— Start of DATASET EXCERPTS —
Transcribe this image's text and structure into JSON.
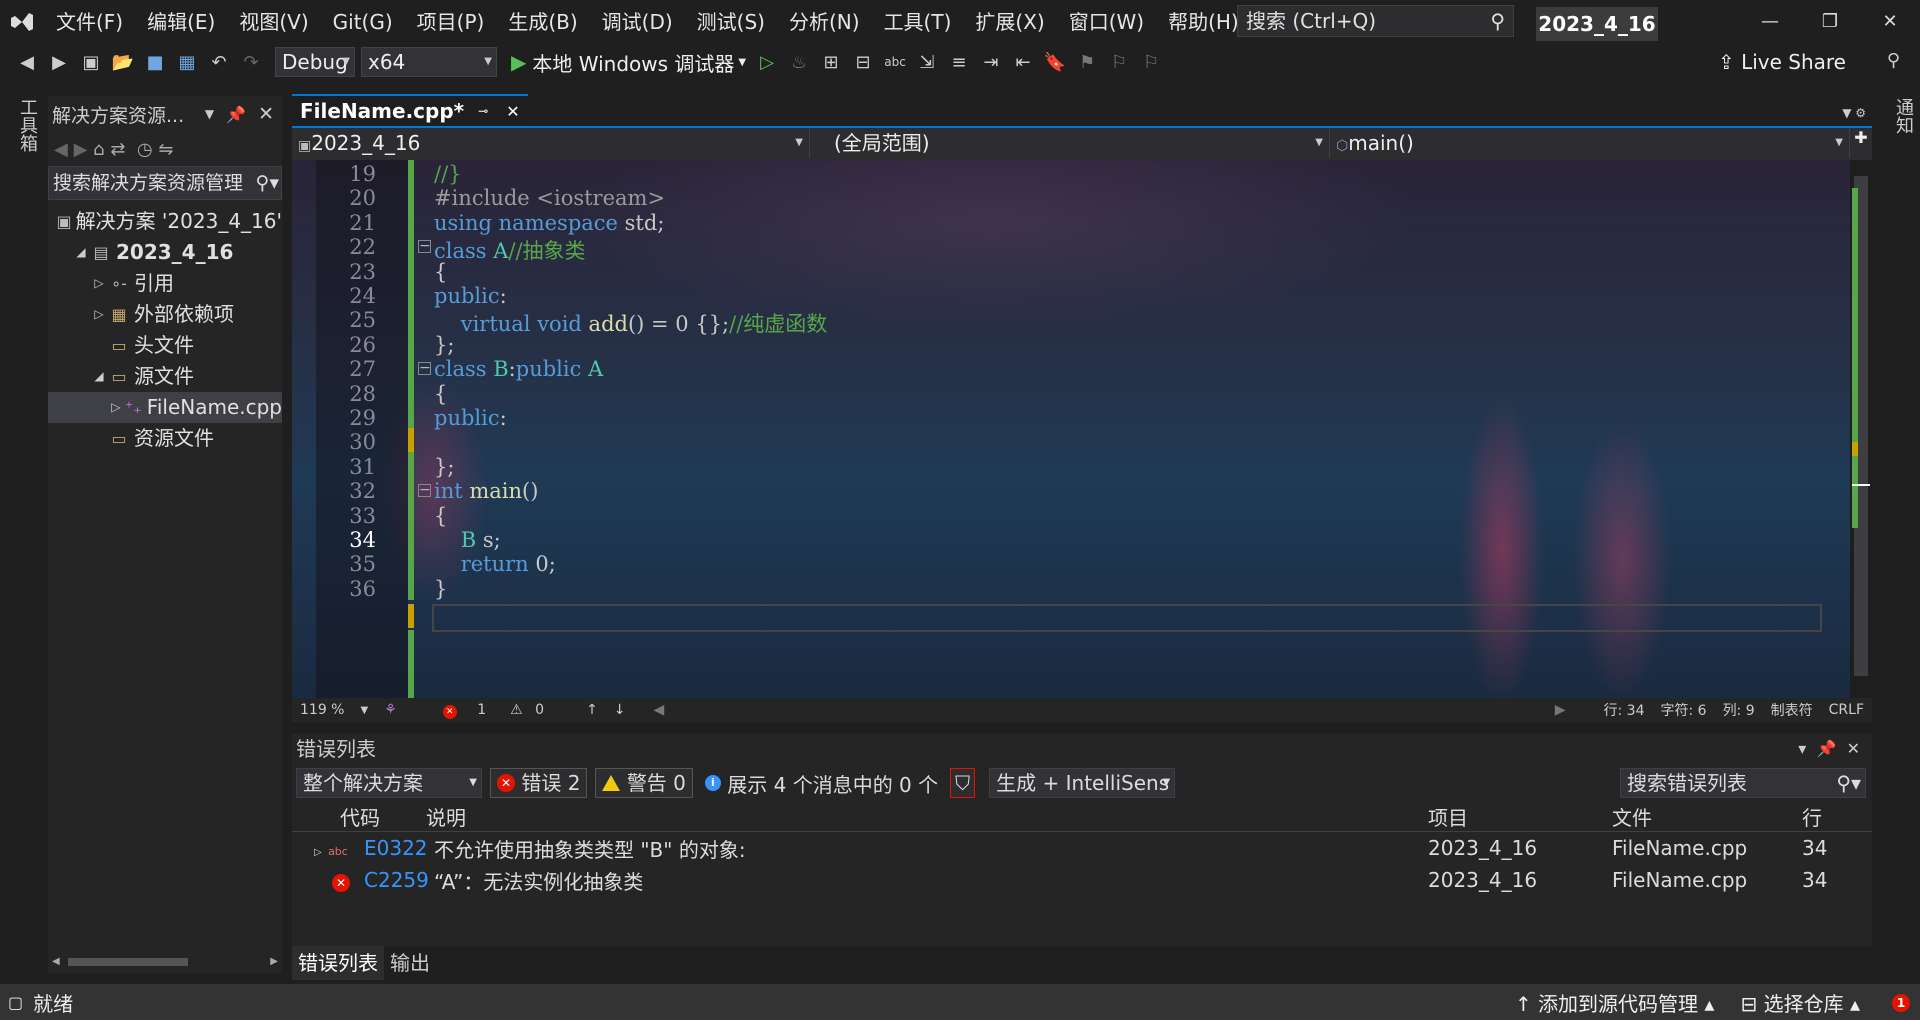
{
  "menubar": {
    "items": [
      "文件(F)",
      "编辑(E)",
      "视图(V)",
      "Git(G)",
      "项目(P)",
      "生成(B)",
      "调试(D)",
      "测试(S)",
      "分析(N)",
      "工具(T)",
      "扩展(X)",
      "窗口(W)",
      "帮助(H)"
    ],
    "search_placeholder": "搜索 (Ctrl+Q)",
    "solution_title": "2023_4_16"
  },
  "toolbar": {
    "config": "Debug",
    "platform": "x64",
    "run_label": "本地 Windows 调试器",
    "live_share": "Live Share"
  },
  "left_strip": {
    "label": "工具箱"
  },
  "right_strip": {
    "label": "通知"
  },
  "solution_explorer": {
    "title": "解决方案资源...",
    "search": "搜索解决方案资源管理",
    "tree": [
      {
        "label": "解决方案 '2023_4_16'",
        "indent": 0,
        "tw": "",
        "icon": "solution-icon"
      },
      {
        "label": "2023_4_16",
        "indent": 1,
        "tw": "◢",
        "icon": "project-icon",
        "bold": true
      },
      {
        "label": "引用",
        "indent": 2,
        "tw": "▷",
        "icon": "references-icon"
      },
      {
        "label": "外部依赖项",
        "indent": 2,
        "tw": "▷",
        "icon": "external-deps-icon"
      },
      {
        "label": "头文件",
        "indent": 2,
        "tw": "",
        "icon": "filter-folder-icon"
      },
      {
        "label": "源文件",
        "indent": 2,
        "tw": "◢",
        "icon": "filter-folder-icon"
      },
      {
        "label": "FileName.cpp",
        "indent": 3,
        "tw": "▷",
        "icon": "cpp-file-icon",
        "selected": true
      },
      {
        "label": "资源文件",
        "indent": 2,
        "tw": "",
        "icon": "filter-folder-icon"
      }
    ]
  },
  "editor": {
    "tab": "FileName.cpp*",
    "nav_project": "2023_4_16",
    "nav_scope": "(全局范围)",
    "nav_member": "main()",
    "lines": [
      {
        "n": "19",
        "code": [
          [
            "cm",
            "//}"
          ]
        ]
      },
      {
        "n": "20",
        "code": [
          [
            "pp",
            "#include <iostream>"
          ]
        ]
      },
      {
        "n": "21",
        "code": [
          [
            "kw",
            "using namespace "
          ],
          [
            "",
            "std;"
          ]
        ]
      },
      {
        "n": "22",
        "code": [
          [
            "kw",
            "class "
          ],
          [
            "ty",
            "A"
          ],
          [
            "cm",
            "//抽象类"
          ]
        ],
        "fold": true
      },
      {
        "n": "23",
        "code": [
          [
            "",
            "{"
          ]
        ]
      },
      {
        "n": "24",
        "code": [
          [
            "kw",
            "public"
          ],
          [
            "",
            ":"
          ]
        ]
      },
      {
        "n": "25",
        "code": [
          [
            "",
            "    "
          ],
          [
            "kw",
            "virtual void "
          ],
          [
            "fn",
            "add"
          ],
          [
            "",
            "() = 0 {};"
          ],
          [
            "cm",
            "//纯虚函数"
          ]
        ]
      },
      {
        "n": "26",
        "code": [
          [
            "",
            "};"
          ]
        ]
      },
      {
        "n": "27",
        "code": [
          [
            "kw",
            "class "
          ],
          [
            "ty",
            "B"
          ],
          [
            "",
            ":"
          ],
          [
            "kw",
            "public "
          ],
          [
            "ty",
            "A"
          ]
        ],
        "fold": true
      },
      {
        "n": "28",
        "code": [
          [
            "",
            "{"
          ]
        ]
      },
      {
        "n": "29",
        "code": [
          [
            "kw",
            "public"
          ],
          [
            "",
            ":"
          ]
        ]
      },
      {
        "n": "30",
        "code": [
          [
            "",
            ""
          ]
        ]
      },
      {
        "n": "31",
        "code": [
          [
            "",
            "};"
          ]
        ]
      },
      {
        "n": "32",
        "code": [
          [
            "kw",
            "int "
          ],
          [
            "fn",
            "main"
          ],
          [
            "",
            "()"
          ]
        ],
        "fold": true
      },
      {
        "n": "33",
        "code": [
          [
            "",
            "{"
          ]
        ]
      },
      {
        "n": "34",
        "code": [
          [
            "",
            "    "
          ],
          [
            "ty",
            "B "
          ],
          [
            "",
            "s;"
          ]
        ]
      },
      {
        "n": "35",
        "code": [
          [
            "",
            "    "
          ],
          [
            "kw",
            "return "
          ],
          [
            "",
            "0;"
          ]
        ]
      },
      {
        "n": "36",
        "code": [
          [
            "",
            "}"
          ]
        ]
      }
    ],
    "status": {
      "zoom": "119 %",
      "errors": "1",
      "warnings": "0",
      "line": "行: 34",
      "char": "字符: 6",
      "col": "列: 9",
      "tab": "制表符",
      "eol": "CRLF"
    }
  },
  "error_list": {
    "title": "错误列表",
    "scope": "整个解决方案",
    "errors_btn": "错误 2",
    "warnings_btn": "警告 0",
    "messages": "展示 4 个消息中的 0 个",
    "build": "生成 + IntelliSens",
    "search": "搜索错误列表",
    "columns": {
      "code": "代码",
      "desc": "说明",
      "project": "项目",
      "file": "文件",
      "line": "行"
    },
    "rows": [
      {
        "code": "E0322",
        "desc": "不允许使用抽象类类型 \"B\" 的对象:",
        "project": "2023_4_16",
        "file": "FileName.cpp",
        "line": "34",
        "kind": "intellisense"
      },
      {
        "code": "C2259",
        "desc": "“A”：无法实例化抽象类",
        "project": "2023_4_16",
        "file": "FileName.cpp",
        "line": "34",
        "kind": "error"
      }
    ]
  },
  "bottom_tabs": [
    "错误列表",
    "输出"
  ],
  "statusbar": {
    "ready": "就绪",
    "source_control": "添加到源代码管理",
    "repo": "选择仓库"
  }
}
— End of DATASET EXCERPTS —
Go through the entries above and pull out each line with "desc" in it.

      "desc": "说明",
        "desc": "不允许使用抽象类类型 \"B\" 的对象:",
        "desc": "“A”：无法实例化抽象类",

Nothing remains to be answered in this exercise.